Pelo que respeita a Gonçalves Dias, a mesma folha se refere a uma carta do poeta. Os seus sofrimentos não desapareceram de todo, nem deixam de ser grandes; mas o ilustre poeta está fora de perigo. Escreve de Dresde, e ia partir para Carlsbad, a fim de tomar banhos minerais. A esta notícia acrescenta que tem em mãos vários trabalhos literários que pretende mandar imprimir em Leipzig. Doente embora, o grande cantor nacional emprega a sua atividade em encher de novas jóias o seu já tão farto escrínio literário. Belo exemplo esse à mocidade de hoje, a quem pertence o futuro do país. É deste modo que o talento é sacerdócio. Que importa o labor de uma longa semana? Há, para muito descanso, o domingo da imortalidade. 
Falando dos moços e indicando-lhes tal exemplo, devo mencionar, entre outros nomes, o do Sr. Bruno Seabra, mavioso poeta paraense, a quem já os leitores conhecem sem dúvida por suas delicadas composições. Acaba ele de chegar da Europa para onde partira há oito ou nove meses. Demorou-se em Paris a maior parte do tempo, aplicando como melhor pôde, a sua aptidão e o seu desejo de saber. Entre outras composições, trouxe já, impressa uma comédia em um ato, que intitulou: Por direito de Patchouly. O título indica o assunto: é a vitória do néscio cheiroso na luta com o homem chão e sisudo, coisa que se vê todos os dias, mas que o poeta reduziu a um ato chistoso, fácil, epigramático, original. Tem Bruno Seabra boas qualidades para o gênero, e a sua estréia, se alguma coisa tem de menos, apresenta já, uma boa amostra do que ele pode fazer se não parar neste primeiro trabalho. Estou certo de que o autor das Flores e Frutos corresponderá à justiça que lhe faço, e trabalhará como lhe cumpre na medida do seu belo talento. 
Em São Paulo publicou o Sr. Luiz Ramos Figueira, bacharel e estudante do 4.º ano de Direito, um volume a que deu por título Dalmo ou os Mistérios da noite. 
Em boa justiça devem-se louvores ao Sr. Figueira. Se a sua obra acusa descuidos, revela qualidade de imaginação e de apreciação; há nela muitas belezas derramadas por muitas páginas. Uma boa crítica não pode deixar de acolher a obra do Sr. Figueira como um presente que promete outros muitos, e a isso fica virtualmente emprazado o leitor. 
Pertence o Sr. Figueira à mocidade acadêmica de São Paulo, onde os moços sabem entremear os estudos jurídicos com os literários, e não esquecem a vocação do berço pelo labor do curso acadêmico. 
E já que estou no capítulo dos moços, falarei de um, verdadeira criança, não tanto pelos anos, como pela ingenuidade do coração e do espírito. É nada menos que um poeta. Se lhe falta a beleza da forma, sobra-lhe o sentimento da poesia, que é o essencial e o que não se adquire.

(Registros do conjunto de dados)

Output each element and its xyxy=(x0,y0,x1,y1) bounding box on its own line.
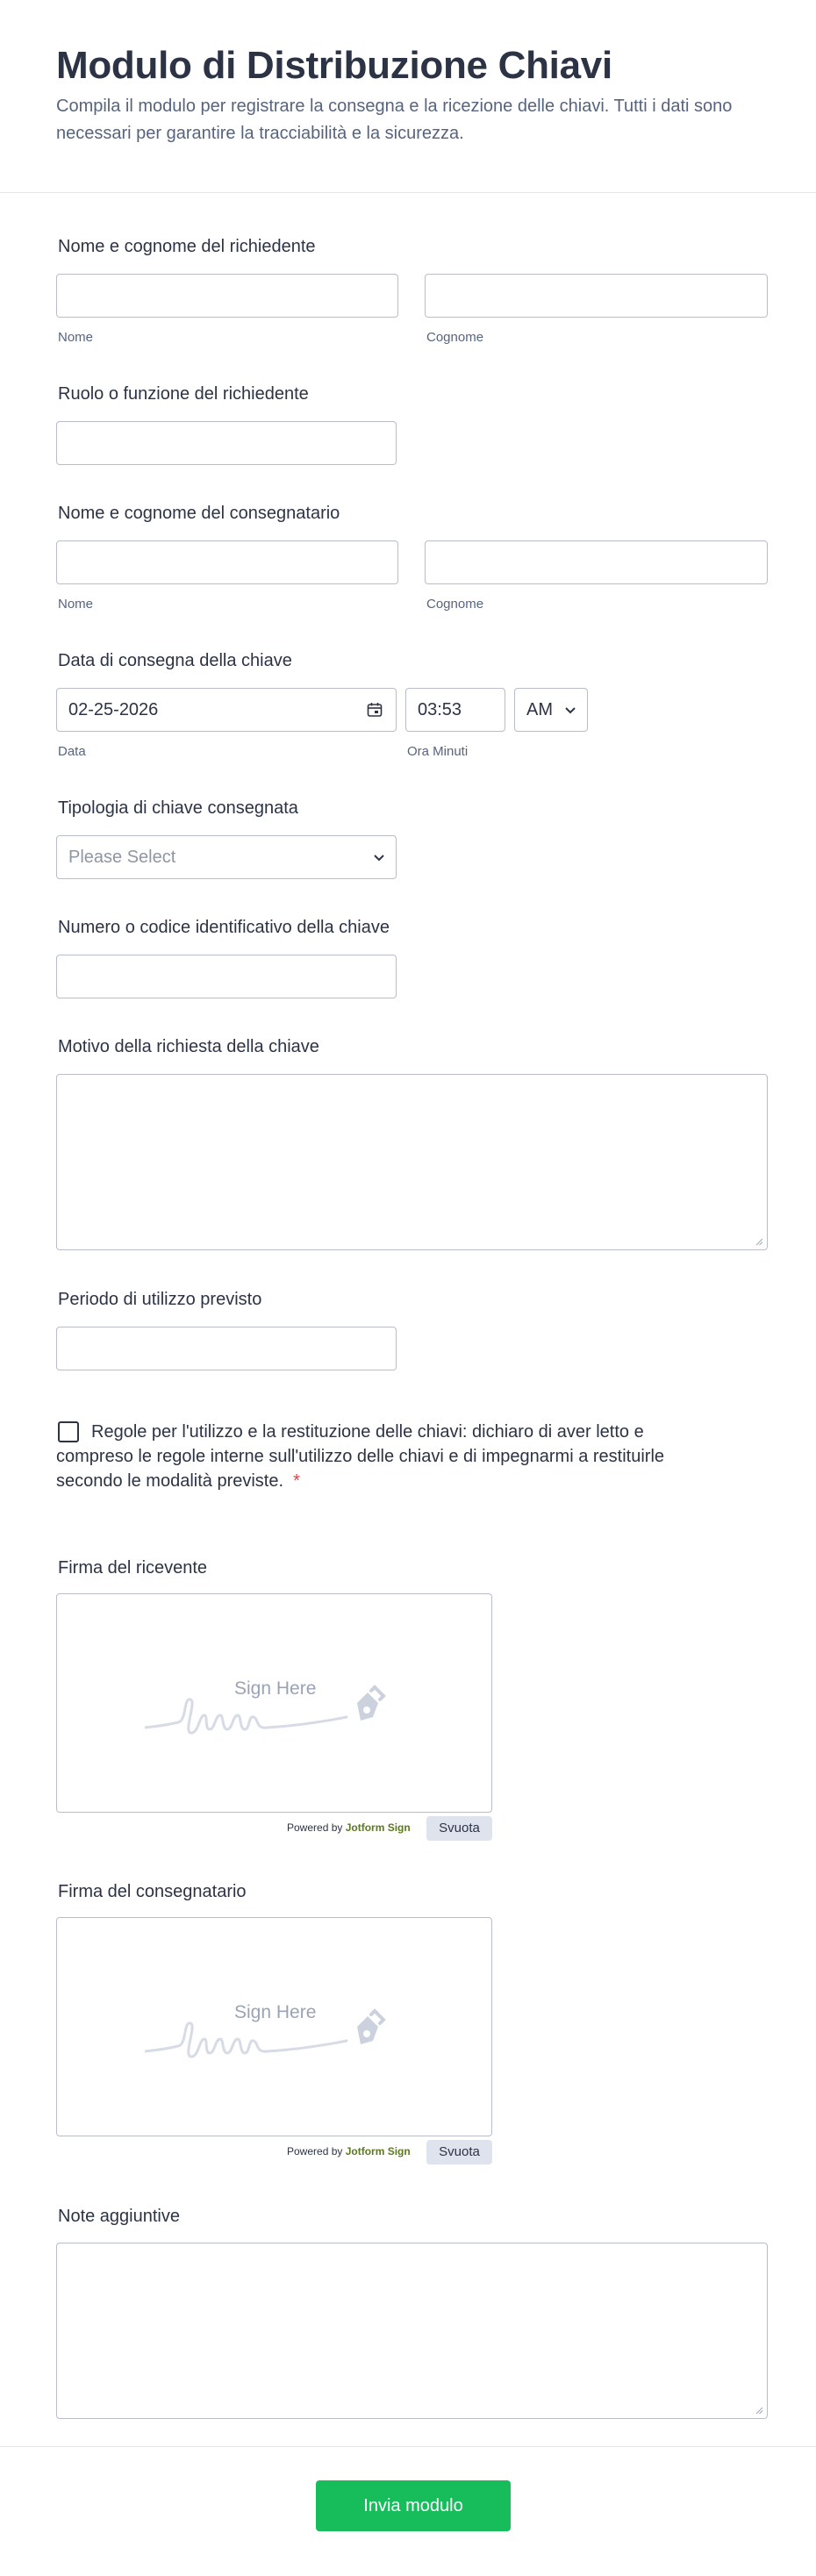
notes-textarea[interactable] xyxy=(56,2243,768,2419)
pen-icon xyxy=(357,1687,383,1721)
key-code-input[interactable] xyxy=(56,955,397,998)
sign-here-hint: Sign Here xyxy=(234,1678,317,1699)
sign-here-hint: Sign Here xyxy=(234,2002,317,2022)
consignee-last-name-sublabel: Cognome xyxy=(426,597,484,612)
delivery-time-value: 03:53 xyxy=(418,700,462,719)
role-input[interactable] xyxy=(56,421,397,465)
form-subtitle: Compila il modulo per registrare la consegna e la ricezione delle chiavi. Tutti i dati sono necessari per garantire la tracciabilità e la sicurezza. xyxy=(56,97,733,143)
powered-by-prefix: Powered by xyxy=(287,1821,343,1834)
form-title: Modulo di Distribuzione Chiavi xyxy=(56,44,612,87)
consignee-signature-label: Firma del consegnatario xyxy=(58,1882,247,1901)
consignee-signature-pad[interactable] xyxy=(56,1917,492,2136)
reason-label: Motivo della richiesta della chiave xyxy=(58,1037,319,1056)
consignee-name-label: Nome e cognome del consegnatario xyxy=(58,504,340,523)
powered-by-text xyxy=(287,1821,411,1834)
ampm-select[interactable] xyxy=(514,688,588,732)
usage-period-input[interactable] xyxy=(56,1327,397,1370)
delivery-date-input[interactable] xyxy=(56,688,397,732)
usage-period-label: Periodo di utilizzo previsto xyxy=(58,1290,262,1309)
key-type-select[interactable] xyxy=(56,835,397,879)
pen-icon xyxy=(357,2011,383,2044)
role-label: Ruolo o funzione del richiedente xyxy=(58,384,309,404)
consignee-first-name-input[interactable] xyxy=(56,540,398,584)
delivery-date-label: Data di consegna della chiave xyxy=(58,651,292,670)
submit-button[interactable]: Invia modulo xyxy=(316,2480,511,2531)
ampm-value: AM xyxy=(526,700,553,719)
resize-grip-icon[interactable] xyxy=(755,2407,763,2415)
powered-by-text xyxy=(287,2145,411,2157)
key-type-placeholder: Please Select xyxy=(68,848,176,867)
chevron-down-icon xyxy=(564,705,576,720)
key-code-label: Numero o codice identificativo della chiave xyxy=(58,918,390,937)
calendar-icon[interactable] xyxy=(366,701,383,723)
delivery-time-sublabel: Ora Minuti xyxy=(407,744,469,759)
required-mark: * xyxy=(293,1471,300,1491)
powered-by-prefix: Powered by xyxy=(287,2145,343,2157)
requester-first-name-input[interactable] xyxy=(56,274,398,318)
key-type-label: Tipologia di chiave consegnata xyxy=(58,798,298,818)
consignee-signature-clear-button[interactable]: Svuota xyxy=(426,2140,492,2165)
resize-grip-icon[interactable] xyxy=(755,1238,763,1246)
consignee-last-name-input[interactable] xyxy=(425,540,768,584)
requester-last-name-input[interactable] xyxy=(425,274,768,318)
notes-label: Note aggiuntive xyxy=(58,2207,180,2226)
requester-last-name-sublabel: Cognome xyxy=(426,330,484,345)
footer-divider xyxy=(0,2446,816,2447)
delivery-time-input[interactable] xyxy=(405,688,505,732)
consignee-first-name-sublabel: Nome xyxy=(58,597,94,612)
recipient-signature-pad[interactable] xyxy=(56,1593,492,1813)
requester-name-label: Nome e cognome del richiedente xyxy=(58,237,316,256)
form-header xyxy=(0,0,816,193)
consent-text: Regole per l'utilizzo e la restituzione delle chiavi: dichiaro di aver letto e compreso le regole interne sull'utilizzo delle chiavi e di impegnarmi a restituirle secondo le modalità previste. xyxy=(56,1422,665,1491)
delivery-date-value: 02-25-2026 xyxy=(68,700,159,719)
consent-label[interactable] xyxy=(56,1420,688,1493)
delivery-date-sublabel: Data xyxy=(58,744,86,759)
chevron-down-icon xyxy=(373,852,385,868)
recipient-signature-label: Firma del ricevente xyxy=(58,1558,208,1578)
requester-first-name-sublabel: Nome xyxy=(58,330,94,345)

**EXERCÍCIO 1:** Segundo o trecho selecionado, de que cidade Gonçalves Dias escreve a sua carta?
**EXERCÍCIO 2:** Altere o trecho selecionado a partir de "Em São Paulo" e seguindo até "Mistérios da noite.", pondo "livro" no lugar de "volume".

**RESOLUÇÃO COMENTADA 1:** De Dresde.

**RESOLUÇÃO COMENTADA 2:**
Em São Paulo publicou o Sr. Luiz Ramos Figueira, bacharel e estudante do 4.º ano de Direito, um livro a que deu por título Dalmo ou os Mistérios da noite.